> Task statement: Leave out the pictures; transcribe all else exactly.
[Dataset entries start]
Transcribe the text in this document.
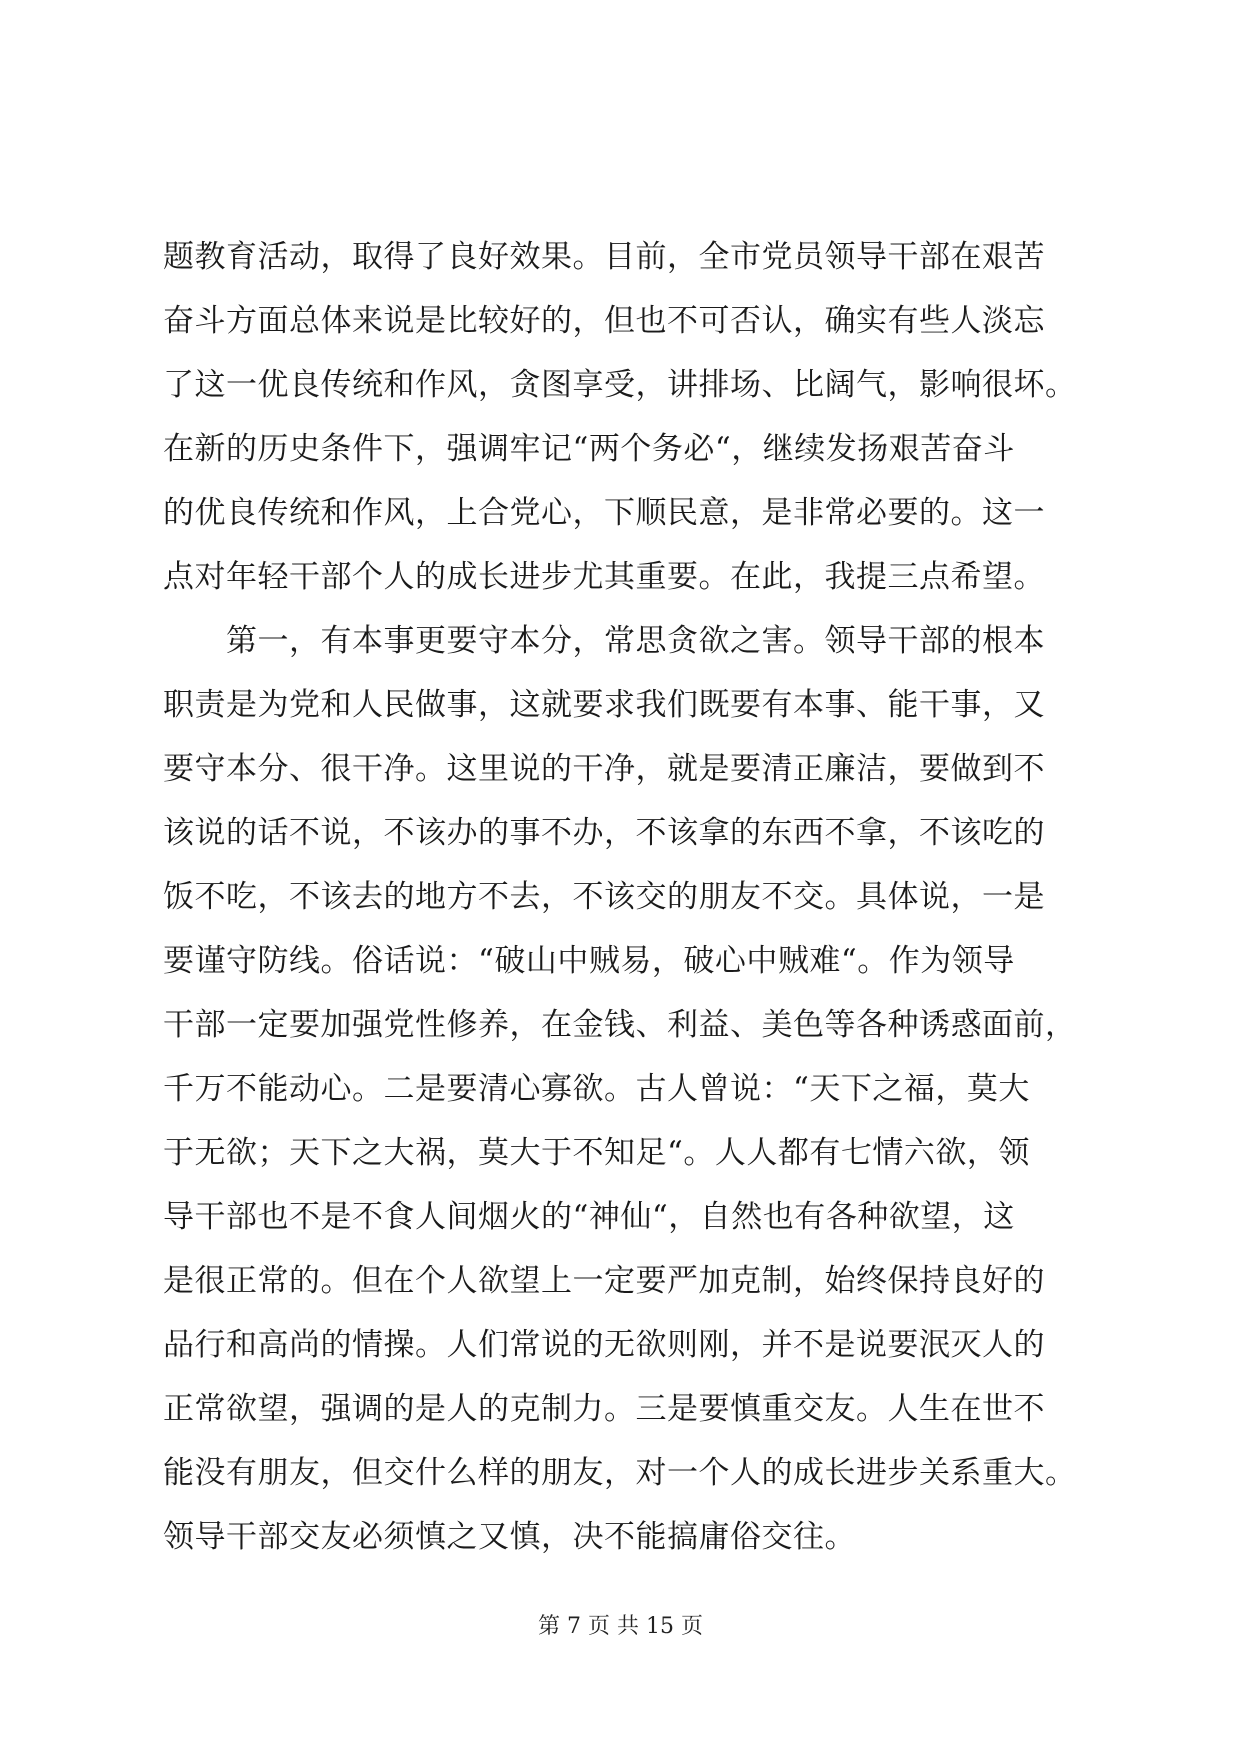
题教育活动，取得了良好效果。目前，全市党员领导干部在艰苦
奋斗方面总体来说是比较好的，但也不可否认，确实有些人淡忘
了这一优良传统和作风，贪图享受，讲排场、比阔气，影响很坏。
在新的历史条件下，强调牢记“两个务必“，继续发扬艰苦奋斗
的优良传统和作风，上合党心，下顺民意，是非常必要的。这一
点对年轻干部个人的成长进步尤其重要。在此，我提三点希望。
　　第一，有本事更要守本分，常思贪欲之害。领导干部的根本
职责是为党和人民做事，这就要求我们既要有本事、能干事，又
要守本分、很干净。这里说的干净，就是要清正廉洁，要做到不
该说的话不说，不该办的事不办，不该拿的东西不拿，不该吃的
饭不吃，不该去的地方不去，不该交的朋友不交。具体说，一是
要谨守防线。俗话说：“破山中贼易，破心中贼难“。作为领导
干部一定要加强党性修养，在金钱、利益、美色等各种诱惑面前，
千万不能动心。二是要清心寡欲。古人曾说：“天下之福，莫大
于无欲；天下之大祸，莫大于不知足“。人人都有七情六欲，领
导干部也不是不食人间烟火的“神仙“，自然也有各种欲望，这
是很正常的。但在个人欲望上一定要严加克制，始终保持良好的
品行和高尚的情操。人们常说的无欲则刚，并不是说要泯灭人的
正常欲望，强调的是人的克制力。三是要慎重交友。人生在世不
能没有朋友，但交什么样的朋友，对一个人的成长进步关系重大。
领导干部交友必须慎之又慎，决不能搞庸俗交往。
第 7 页 共 15 页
[Dataset entries end]
> Written response:
Transcribe the text in this document.
题教育活动，取得了良好效果。目前，全市党员领导干部在艰苦
奋斗方面总体来说是比较好的，但也不可否认，确实有些人淡忘
了这一优良传统和作风，贪图享受，讲排场、比阔气，影响很坏。
在新的历史条件下，强调牢记“两个务必“，继续发扬艰苦奋斗
的优良传统和作风，上合党心，下顺民意，是非常必要的。这一
点对年轻干部个人的成长进步尤其重要。在此，我提三点希望。
　　第一，有本事更要守本分，常思贪欲之害。领导干部的根本
职责是为党和人民做事，这就要求我们既要有本事、能干事，又
要守本分、很干净。这里说的干净，就是要清正廉洁，要做到不
该说的话不说，不该办的事不办，不该拿的东西不拿，不该吃的
饭不吃，不该去的地方不去，不该交的朋友不交。具体说，一是
要谨守防线。俗话说：“破山中贼易，破心中贼难“。作为领导
干部一定要加强党性修养，在金钱、利益、美色等各种诱惑面前，
千万不能动心。二是要清心寡欲。古人曾说：“天下之福，莫大
于无欲；天下之大祸，莫大于不知足“。人人都有七情六欲，领
导干部也不是不食人间烟火的“神仙“，自然也有各种欲望，这
是很正常的。但在个人欲望上一定要严加克制，始终保持良好的
品行和高尚的情操。人们常说的无欲则刚，并不是说要泯灭人的
正常欲望，强调的是人的克制力。三是要慎重交友。人生在世不
能没有朋友，但交什么样的朋友，对一个人的成长进步关系重大。
领导干部交友必须慎之又慎，决不能搞庸俗交往。
第 7 页 共 15 页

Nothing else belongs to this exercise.